Aufgabe 1: In welchem Jahr wurde Pater Osmar laut dem Auszug über sein Leben zum Priester geweiht?
Aufgabe 2: Gib den Auszug über Pater Osmar zwischen „Pater Osmar verbrachte“ und „im deutschsprachigen Raum.“, beide eingeschlossen, Wort für Wort wieder.
Aufgabe 3: Führe den Text über Pater Osmar im Anschluss an seinen letzten Satz weiter.

── Vorliegender Auszug

Pater Osmars Lebensweg ist eng mit Brasilien verbunden. In dem südamerikanischen Land kümmerte sich der Franziskanerpater unter  anderem um Straßenkinder. Seine eigenen Erfahrungen im Zweiten Weltkrieg spielten dabei eine Rolle, wie er mal im Gespräch mit dieser Redaktion erzählte. Seine Familie musste aus Oberschlesien, wo er 1933 im damaligen Friedenshütte geboren wurde, nach Dresden fliehen. Dort erlebte er den Bombenangriff mit. „Meine Kindheit war mit zwölf Jahren zu Ende“, berichtete PaterOsmar. Ein Schicksal, das er mit zahlreichen Straßenkindern teilte. Das habe ihm bei seiner Arbeit geholfen.

Pater Osmar verbrachte knapp acht Jahre in Brasilien. Zunächst in Olinda im ältesten Franziskanerkloster im Land, später in Salvador. Dort wurde er 1959 zum Priester geweiht. Der Pater studierte Philosophie, Theologie, Pädagogik, Germanistik und Geografie. 1969, zu Zeiten der Militärdiktatur in Brasilien, war das Institut für Brasilienkunde in Mettingen gegründet worden, dessen Leiter Pater Osmar wurde. Ab 1970 gaben die Franziskaner in Mettingen den Pressedienst heraus. Osmar und seine Mitbrüder werteten brasilianische Zeitungen aus und übersetzten die Berichte. Die Weltöffentlichkeit sollte erfahren, was in dem südamerikanischen Land passierte. „Wir mussten die Stimme des Widerstands sein, die Stimme der Kirche“, erklärte Osmar. Das Institut entwickelte sich mit mehr als 40000 Bänden zur größten Fachbibliothek zu Brasilien im deutschsprachigen Raum.

Das Comenius-Kolleg entstand 1972 durch die Übernahme des brasilianischen Kirchenordens, zu dem die Franziskanerpater gehören. Zusammen mit Pater Serafin, der 2015 verstarb, war Pater Osmar maßgeblich an der Gründung des Kollegs beteiligt. Neben dem Abitur auf dem zweiten Bildungsweg können Studierende aus dem Ausland am dort angeschlossenen Studienkolleg seit 1992 auch die notwendige Zulassung für Hochschulen in Deutschland erwerben.

────
── Bereitgestelltes Material

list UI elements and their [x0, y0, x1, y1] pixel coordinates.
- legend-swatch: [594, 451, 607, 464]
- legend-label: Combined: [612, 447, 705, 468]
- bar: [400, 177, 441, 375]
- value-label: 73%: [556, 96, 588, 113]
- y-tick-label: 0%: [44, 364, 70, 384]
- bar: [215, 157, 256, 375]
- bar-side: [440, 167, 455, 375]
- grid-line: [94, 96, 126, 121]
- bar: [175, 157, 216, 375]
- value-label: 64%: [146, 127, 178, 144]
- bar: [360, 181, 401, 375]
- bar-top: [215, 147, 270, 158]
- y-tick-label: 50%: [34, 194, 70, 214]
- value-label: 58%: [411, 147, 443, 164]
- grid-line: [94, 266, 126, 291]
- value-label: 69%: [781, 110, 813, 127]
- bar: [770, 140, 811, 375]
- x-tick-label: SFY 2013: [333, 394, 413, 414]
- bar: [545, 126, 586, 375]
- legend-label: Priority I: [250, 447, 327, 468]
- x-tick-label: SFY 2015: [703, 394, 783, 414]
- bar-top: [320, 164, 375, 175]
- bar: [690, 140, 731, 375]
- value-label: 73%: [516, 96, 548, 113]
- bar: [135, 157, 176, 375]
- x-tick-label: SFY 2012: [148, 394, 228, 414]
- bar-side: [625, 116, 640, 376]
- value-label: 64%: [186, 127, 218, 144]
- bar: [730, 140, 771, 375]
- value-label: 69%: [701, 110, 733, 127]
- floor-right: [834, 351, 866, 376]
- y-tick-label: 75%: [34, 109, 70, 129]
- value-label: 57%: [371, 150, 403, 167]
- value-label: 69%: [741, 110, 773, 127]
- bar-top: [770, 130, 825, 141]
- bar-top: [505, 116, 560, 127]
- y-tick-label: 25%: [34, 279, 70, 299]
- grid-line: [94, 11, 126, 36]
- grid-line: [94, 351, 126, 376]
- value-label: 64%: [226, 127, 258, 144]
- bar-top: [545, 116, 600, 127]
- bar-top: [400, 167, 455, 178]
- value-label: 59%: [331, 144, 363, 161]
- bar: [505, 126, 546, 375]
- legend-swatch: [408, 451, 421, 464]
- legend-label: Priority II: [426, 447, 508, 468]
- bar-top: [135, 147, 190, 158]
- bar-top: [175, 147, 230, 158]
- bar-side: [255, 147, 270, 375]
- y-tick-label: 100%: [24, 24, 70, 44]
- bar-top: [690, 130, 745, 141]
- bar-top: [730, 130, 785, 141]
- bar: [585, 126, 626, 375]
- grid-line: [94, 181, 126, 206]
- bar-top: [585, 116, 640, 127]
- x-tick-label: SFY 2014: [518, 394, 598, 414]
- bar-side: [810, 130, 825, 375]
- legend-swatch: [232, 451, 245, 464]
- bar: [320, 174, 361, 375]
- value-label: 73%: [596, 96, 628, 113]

────

Schriftliche Antwort 1: 1959

Schriftliche Antwort 2:
Pater Osmar verbrachte knapp acht Jahre in Brasilien. Zunächst in Olinda im ältesten Franziskanerkloster im Land, später in Salvador. Dort wurde er 1959 zum Priester geweiht. Der Pater studierte Philosophie, Theologie, Pädagogik, Germanistik und Geografie. 1969, zu Zeiten der Militärdiktatur in Brasilien, war das Institut für Brasilienkunde in Mettingen gegründet worden, dessen Leiter Pater Osmar wurde. Ab 1970 gaben die Franziskaner in Mettingen den Pressedienst heraus. Osmar und seine Mitbrüder werteten brasilianische Zeitungen aus und übersetzten die Berichte. Die Weltöffentlichkeit sollte erfahren, was in dem südamerikanischen Land passierte. „Wir mussten die Stimme des Widerstands sein, die Stimme der Kirche“, erklärte Osmar. Das Institut entwickelte sich mit mehr als 40000 Bänden zur größten Fachbibliothek zu Brasilien im deutschsprachigen Raum.

Schriftliche Antwort 3:
Die Hälfte der rund 200 Studierenden kommt aus Lateinamerika, ein weiterer Teil aus Afrika. Diese Internationalität fördere auch die sozialen Kompetenzen der Studierenden. Am Kolleg werde ein reger Austausch der Kulturen und Religionen gepflegt, sagte Pater Osmar. Am Comenius-Kolleg unterrichtete er Deutsch, Geografie und natürlich Religion. Er habe es aber nie als seine Aufgabe gesehen, Studierende zum christlichen Glauben zu bekehren. Vielmehr gehe es darum, junge Menschen wieder für religiöse Fragen zu öffnen. 2018 löste die Deutsch-Brasilianische Studienstiftung St. Antonius den St.-AntoniusVerein als Träger des Comenius-Kollegs ab. Pater Osmar übernahm den Vorsitz des Kuratoriums.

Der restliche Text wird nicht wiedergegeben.